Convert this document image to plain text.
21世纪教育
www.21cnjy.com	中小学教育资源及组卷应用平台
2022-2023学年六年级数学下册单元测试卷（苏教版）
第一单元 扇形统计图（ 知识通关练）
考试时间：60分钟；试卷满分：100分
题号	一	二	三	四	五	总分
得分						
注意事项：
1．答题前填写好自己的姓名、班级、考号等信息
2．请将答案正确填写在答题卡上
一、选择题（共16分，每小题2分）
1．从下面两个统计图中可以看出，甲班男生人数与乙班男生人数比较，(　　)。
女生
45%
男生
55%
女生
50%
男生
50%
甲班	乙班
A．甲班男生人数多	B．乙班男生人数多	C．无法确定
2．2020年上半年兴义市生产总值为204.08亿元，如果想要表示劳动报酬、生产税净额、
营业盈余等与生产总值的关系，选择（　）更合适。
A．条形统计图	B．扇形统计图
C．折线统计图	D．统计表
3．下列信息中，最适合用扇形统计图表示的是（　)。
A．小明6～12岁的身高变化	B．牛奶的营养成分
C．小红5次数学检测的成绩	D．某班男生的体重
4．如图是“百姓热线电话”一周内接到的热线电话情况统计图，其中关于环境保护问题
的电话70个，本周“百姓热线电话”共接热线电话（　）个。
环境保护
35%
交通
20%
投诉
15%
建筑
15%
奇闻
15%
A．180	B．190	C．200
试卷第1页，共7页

● What is required:
All of the material above needs to be copied exactly.

● Task response:
Convert this document image to plain text.
21世纪教育
www.21cnjy.com	中小学教育资源及组卷应用平台
2022-2023学年六年级数学下册单元测试卷（苏教版）
第一单元 扇形统计图（ 知识通关练）
考试时间：60分钟；试卷满分：100分
题号	一	二	三	四	五	总分
得分						
注意事项：
1．答题前填写好自己的姓名、班级、考号等信息
2．请将答案正确填写在答题卡上
一、选择题（共16分，每小题2分）
1．从下面两个统计图中可以看出，甲班男生人数与乙班男生人数比较，(　　)。
女生
45%
男生
55%
女生
50%
男生
50%
甲班	乙班
A．甲班男生人数多	B．乙班男生人数多	C．无法确定
2．2020年上半年兴义市生产总值为204.08亿元，如果想要表示劳动报酬、生产税净额、
营业盈余等与生产总值的关系，选择（　）更合适。
A．条形统计图	B．扇形统计图
C．折线统计图	D．统计表
3．下列信息中，最适合用扇形统计图表示的是（　)。
A．小明6～12岁的身高变化	B．牛奶的营养成分
C．小红5次数学检测的成绩	D．某班男生的体重
4．如图是“百姓热线电话”一周内接到的热线电话情况统计图，其中关于环境保护问题
的电话70个，本周“百姓热线电话”共接热线电话（　）个。
环境保护
35%
交通
20%
投诉
15%
建筑
15%
奇闻
15%
A．180	B．190	C．200
试卷第1页，共7页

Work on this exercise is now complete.